TASK DETAILS: Reproduce every one of the records below line for line, without changing a single character.

[Spatial annotation entries]
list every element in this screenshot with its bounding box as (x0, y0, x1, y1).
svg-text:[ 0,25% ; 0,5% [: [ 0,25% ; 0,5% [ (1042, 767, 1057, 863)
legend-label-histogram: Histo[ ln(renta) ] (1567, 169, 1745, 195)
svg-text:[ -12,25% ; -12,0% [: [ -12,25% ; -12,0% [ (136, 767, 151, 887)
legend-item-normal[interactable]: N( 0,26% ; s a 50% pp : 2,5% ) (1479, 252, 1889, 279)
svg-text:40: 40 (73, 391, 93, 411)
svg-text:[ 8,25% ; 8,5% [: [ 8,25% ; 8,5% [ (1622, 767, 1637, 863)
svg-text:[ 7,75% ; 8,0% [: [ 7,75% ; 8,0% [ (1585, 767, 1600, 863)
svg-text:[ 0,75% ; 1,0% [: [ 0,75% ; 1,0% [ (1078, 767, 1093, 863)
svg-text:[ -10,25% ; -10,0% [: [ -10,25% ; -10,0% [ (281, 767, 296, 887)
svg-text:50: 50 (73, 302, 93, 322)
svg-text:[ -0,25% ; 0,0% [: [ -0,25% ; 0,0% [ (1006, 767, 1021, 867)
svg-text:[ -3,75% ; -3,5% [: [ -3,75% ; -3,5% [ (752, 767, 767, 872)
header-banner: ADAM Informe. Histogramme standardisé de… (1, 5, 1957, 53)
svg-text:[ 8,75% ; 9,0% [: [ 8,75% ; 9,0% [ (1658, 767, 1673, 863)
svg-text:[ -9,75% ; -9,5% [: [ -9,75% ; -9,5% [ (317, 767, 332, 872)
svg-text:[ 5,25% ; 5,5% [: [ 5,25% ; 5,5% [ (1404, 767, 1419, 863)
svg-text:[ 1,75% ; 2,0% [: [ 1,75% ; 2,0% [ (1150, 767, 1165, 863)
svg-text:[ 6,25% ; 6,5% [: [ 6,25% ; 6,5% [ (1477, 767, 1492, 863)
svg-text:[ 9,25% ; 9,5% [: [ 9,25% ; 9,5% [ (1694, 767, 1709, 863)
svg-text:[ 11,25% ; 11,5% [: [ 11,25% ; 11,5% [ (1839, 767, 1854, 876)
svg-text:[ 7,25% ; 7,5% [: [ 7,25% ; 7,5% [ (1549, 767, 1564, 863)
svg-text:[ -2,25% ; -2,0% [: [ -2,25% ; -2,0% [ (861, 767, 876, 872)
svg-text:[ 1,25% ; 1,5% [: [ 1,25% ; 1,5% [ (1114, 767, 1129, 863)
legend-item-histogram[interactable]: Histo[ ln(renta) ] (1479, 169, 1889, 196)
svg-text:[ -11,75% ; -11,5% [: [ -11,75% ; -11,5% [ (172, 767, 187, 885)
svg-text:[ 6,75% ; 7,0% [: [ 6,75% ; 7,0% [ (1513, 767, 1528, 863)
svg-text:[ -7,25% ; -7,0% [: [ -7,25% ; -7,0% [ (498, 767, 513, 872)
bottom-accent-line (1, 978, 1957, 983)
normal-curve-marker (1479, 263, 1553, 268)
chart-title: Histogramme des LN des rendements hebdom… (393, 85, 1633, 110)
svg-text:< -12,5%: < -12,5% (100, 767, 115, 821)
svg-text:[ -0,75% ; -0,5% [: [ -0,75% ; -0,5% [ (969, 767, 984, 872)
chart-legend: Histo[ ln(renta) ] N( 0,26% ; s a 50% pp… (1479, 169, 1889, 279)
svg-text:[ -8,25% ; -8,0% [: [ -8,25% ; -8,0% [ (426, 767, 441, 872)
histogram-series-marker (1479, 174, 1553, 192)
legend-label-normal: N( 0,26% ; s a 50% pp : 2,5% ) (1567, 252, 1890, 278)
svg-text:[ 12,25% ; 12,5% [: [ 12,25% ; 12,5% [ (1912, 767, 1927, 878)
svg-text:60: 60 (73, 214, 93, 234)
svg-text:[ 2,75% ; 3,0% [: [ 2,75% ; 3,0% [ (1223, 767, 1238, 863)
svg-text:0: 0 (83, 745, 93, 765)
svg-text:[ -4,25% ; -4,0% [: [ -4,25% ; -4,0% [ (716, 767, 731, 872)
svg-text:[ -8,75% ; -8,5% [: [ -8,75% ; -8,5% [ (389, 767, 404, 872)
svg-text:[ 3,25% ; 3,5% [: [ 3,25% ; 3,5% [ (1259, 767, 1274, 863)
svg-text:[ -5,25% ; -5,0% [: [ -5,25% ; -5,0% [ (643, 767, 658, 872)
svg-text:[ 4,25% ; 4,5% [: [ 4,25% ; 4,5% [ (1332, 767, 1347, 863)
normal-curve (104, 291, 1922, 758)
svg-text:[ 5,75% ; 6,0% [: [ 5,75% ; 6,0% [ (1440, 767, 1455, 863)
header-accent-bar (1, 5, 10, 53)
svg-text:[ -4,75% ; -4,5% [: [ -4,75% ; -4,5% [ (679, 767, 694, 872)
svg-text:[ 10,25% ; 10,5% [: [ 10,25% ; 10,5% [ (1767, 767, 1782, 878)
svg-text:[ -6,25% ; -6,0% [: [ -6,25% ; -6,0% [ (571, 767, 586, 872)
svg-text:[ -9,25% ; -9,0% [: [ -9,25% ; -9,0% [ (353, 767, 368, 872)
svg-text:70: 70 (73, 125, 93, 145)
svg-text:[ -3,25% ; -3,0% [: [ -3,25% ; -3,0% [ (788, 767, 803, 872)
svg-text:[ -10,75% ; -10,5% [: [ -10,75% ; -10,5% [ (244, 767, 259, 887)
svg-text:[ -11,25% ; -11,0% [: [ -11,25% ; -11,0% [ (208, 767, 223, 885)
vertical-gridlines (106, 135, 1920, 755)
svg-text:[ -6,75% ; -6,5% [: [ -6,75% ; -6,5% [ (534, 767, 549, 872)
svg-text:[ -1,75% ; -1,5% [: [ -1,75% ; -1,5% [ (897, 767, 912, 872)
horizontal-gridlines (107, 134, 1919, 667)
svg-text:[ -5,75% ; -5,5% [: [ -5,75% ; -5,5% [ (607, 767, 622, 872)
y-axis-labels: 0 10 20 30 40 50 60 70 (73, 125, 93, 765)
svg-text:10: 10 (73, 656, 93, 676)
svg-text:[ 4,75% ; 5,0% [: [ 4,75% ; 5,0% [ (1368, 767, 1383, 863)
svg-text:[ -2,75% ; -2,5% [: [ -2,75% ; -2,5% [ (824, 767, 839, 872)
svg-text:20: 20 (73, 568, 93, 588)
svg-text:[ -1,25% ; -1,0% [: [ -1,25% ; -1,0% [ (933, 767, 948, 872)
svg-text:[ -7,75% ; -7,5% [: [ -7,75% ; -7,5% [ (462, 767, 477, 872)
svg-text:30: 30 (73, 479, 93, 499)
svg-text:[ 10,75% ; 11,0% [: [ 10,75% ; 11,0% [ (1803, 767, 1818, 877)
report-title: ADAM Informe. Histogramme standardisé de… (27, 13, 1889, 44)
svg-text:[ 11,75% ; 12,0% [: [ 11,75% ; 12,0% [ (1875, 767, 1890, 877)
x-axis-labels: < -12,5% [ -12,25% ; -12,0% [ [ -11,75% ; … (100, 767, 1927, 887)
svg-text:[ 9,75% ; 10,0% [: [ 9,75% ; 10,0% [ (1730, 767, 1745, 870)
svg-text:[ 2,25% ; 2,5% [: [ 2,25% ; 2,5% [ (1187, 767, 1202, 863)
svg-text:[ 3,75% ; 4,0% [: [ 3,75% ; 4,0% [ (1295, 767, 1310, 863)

SOLVED EXERCISE:
list every element in this screenshot with its bounding box as (x0, y0, x1, y1).
svg-text:[ 0,25% ; 0,5% [: [ 0,25% ; 0,5% [ (1042, 767, 1057, 863)
legend-label-histogram: Histo[ ln(renta) ] (1567, 169, 1745, 195)
svg-text:[ -12,25% ; -12,0% [: [ -12,25% ; -12,0% [ (136, 767, 151, 887)
legend-item-normal[interactable]: N( 0,26% ; s a 50% pp : 2,5% ) (1479, 252, 1889, 279)
svg-text:40: 40 (73, 391, 93, 411)
svg-text:[ 8,25% ; 8,5% [: [ 8,25% ; 8,5% [ (1622, 767, 1637, 863)
svg-text:[ 7,75% ; 8,0% [: [ 7,75% ; 8,0% [ (1585, 767, 1600, 863)
svg-text:[ 0,75% ; 1,0% [: [ 0,75% ; 1,0% [ (1078, 767, 1093, 863)
svg-text:[ -10,25% ; -10,0% [: [ -10,25% ; -10,0% [ (281, 767, 296, 887)
svg-text:50: 50 (73, 302, 93, 322)
svg-text:[ -0,25% ; 0,0% [: [ -0,25% ; 0,0% [ (1006, 767, 1021, 867)
svg-text:[ -3,75% ; -3,5% [: [ -3,75% ; -3,5% [ (752, 767, 767, 872)
header-banner: ADAM Informe. Histogramme standardisé de… (1, 5, 1957, 53)
svg-text:[ 8,75% ; 9,0% [: [ 8,75% ; 9,0% [ (1658, 767, 1673, 863)
svg-text:[ -9,75% ; -9,5% [: [ -9,75% ; -9,5% [ (317, 767, 332, 872)
svg-text:[ 5,25% ; 5,5% [: [ 5,25% ; 5,5% [ (1404, 767, 1419, 863)
svg-text:[ 1,75% ; 2,0% [: [ 1,75% ; 2,0% [ (1150, 767, 1165, 863)
svg-text:[ 6,25% ; 6,5% [: [ 6,25% ; 6,5% [ (1477, 767, 1492, 863)
svg-text:[ 9,25% ; 9,5% [: [ 9,25% ; 9,5% [ (1694, 767, 1709, 863)
svg-text:[ 11,25% ; 11,5% [: [ 11,25% ; 11,5% [ (1839, 767, 1854, 876)
svg-text:[ 7,25% ; 7,5% [: [ 7,25% ; 7,5% [ (1549, 767, 1564, 863)
svg-text:[ -2,25% ; -2,0% [: [ -2,25% ; -2,0% [ (861, 767, 876, 872)
svg-text:[ 1,25% ; 1,5% [: [ 1,25% ; 1,5% [ (1114, 767, 1129, 863)
legend-item-histogram[interactable]: Histo[ ln(renta) ] (1479, 169, 1889, 196)
svg-text:[ -11,75% ; -11,5% [: [ -11,75% ; -11,5% [ (172, 767, 187, 885)
svg-text:[ 6,75% ; 7,0% [: [ 6,75% ; 7,0% [ (1513, 767, 1528, 863)
svg-text:[ -7,25% ; -7,0% [: [ -7,25% ; -7,0% [ (498, 767, 513, 872)
bottom-accent-line (1, 978, 1957, 983)
normal-curve-marker (1479, 263, 1553, 268)
chart-title: Histogramme des LN des rendements hebdom… (393, 85, 1633, 110)
svg-text:< -12,5%: < -12,5% (100, 767, 115, 821)
svg-text:[ -0,75% ; -0,5% [: [ -0,75% ; -0,5% [ (969, 767, 984, 872)
chart-legend: Histo[ ln(renta) ] N( 0,26% ; s a 50% pp… (1479, 169, 1889, 279)
svg-text:[ -8,25% ; -8,0% [: [ -8,25% ; -8,0% [ (426, 767, 441, 872)
histogram-series-marker (1479, 174, 1553, 192)
legend-label-normal: N( 0,26% ; s a 50% pp : 2,5% ) (1567, 252, 1890, 278)
svg-text:[ 12,25% ; 12,5% [: [ 12,25% ; 12,5% [ (1912, 767, 1927, 878)
svg-text:60: 60 (73, 214, 93, 234)
svg-text:[ 2,75% ; 3,0% [: [ 2,75% ; 3,0% [ (1223, 767, 1238, 863)
svg-text:0: 0 (83, 745, 93, 765)
svg-text:[ -4,25% ; -4,0% [: [ -4,25% ; -4,0% [ (716, 767, 731, 872)
svg-text:[ -8,75% ; -8,5% [: [ -8,75% ; -8,5% [ (389, 767, 404, 872)
svg-text:[ 3,25% ; 3,5% [: [ 3,25% ; 3,5% [ (1259, 767, 1274, 863)
svg-text:[ -5,25% ; -5,0% [: [ -5,25% ; -5,0% [ (643, 767, 658, 872)
svg-text:[ 4,25% ; 4,5% [: [ 4,25% ; 4,5% [ (1332, 767, 1347, 863)
normal-curve (104, 291, 1922, 758)
svg-text:[ 5,75% ; 6,0% [: [ 5,75% ; 6,0% [ (1440, 767, 1455, 863)
header-accent-bar (1, 5, 10, 53)
svg-text:[ -4,75% ; -4,5% [: [ -4,75% ; -4,5% [ (679, 767, 694, 872)
svg-text:[ 10,25% ; 10,5% [: [ 10,25% ; 10,5% [ (1767, 767, 1782, 878)
svg-text:[ -6,25% ; -6,0% [: [ -6,25% ; -6,0% [ (571, 767, 586, 872)
svg-text:[ -9,25% ; -9,0% [: [ -9,25% ; -9,0% [ (353, 767, 368, 872)
svg-text:70: 70 (73, 125, 93, 145)
svg-text:[ -3,25% ; -3,0% [: [ -3,25% ; -3,0% [ (788, 767, 803, 872)
svg-text:[ -10,75% ; -10,5% [: [ -10,75% ; -10,5% [ (244, 767, 259, 887)
svg-text:[ -11,25% ; -11,0% [: [ -11,25% ; -11,0% [ (208, 767, 223, 885)
vertical-gridlines (106, 135, 1920, 755)
svg-text:[ -6,75% ; -6,5% [: [ -6,75% ; -6,5% [ (534, 767, 549, 872)
svg-text:[ -1,75% ; -1,5% [: [ -1,75% ; -1,5% [ (897, 767, 912, 872)
horizontal-gridlines (107, 134, 1919, 667)
svg-text:[ -5,75% ; -5,5% [: [ -5,75% ; -5,5% [ (607, 767, 622, 872)
y-axis-labels: 0 10 20 30 40 50 60 70 (73, 125, 93, 765)
svg-text:10: 10 (73, 656, 93, 676)
svg-text:[ 4,75% ; 5,0% [: [ 4,75% ; 5,0% [ (1368, 767, 1383, 863)
svg-text:[ -2,75% ; -2,5% [: [ -2,75% ; -2,5% [ (824, 767, 839, 872)
svg-text:20: 20 (73, 568, 93, 588)
svg-text:[ -1,25% ; -1,0% [: [ -1,25% ; -1,0% [ (933, 767, 948, 872)
svg-text:[ -7,75% ; -7,5% [: [ -7,75% ; -7,5% [ (462, 767, 477, 872)
svg-text:30: 30 (73, 479, 93, 499)
svg-text:[ 10,75% ; 11,0% [: [ 10,75% ; 11,0% [ (1803, 767, 1818, 877)
report-title: ADAM Informe. Histogramme standardisé de… (27, 13, 1889, 44)
svg-text:[ 11,75% ; 12,0% [: [ 11,75% ; 12,0% [ (1875, 767, 1890, 877)
x-axis-labels: < -12,5% [ -12,25% ; -12,0% [ [ -11,75% ; … (100, 767, 1927, 887)
svg-text:[ 9,75% ; 10,0% [: [ 9,75% ; 10,0% [ (1730, 767, 1745, 870)
svg-text:[ 2,25% ; 2,5% [: [ 2,25% ; 2,5% [ (1187, 767, 1202, 863)
svg-text:[ 3,75% ; 4,0% [: [ 3,75% ; 4,0% [ (1295, 767, 1310, 863)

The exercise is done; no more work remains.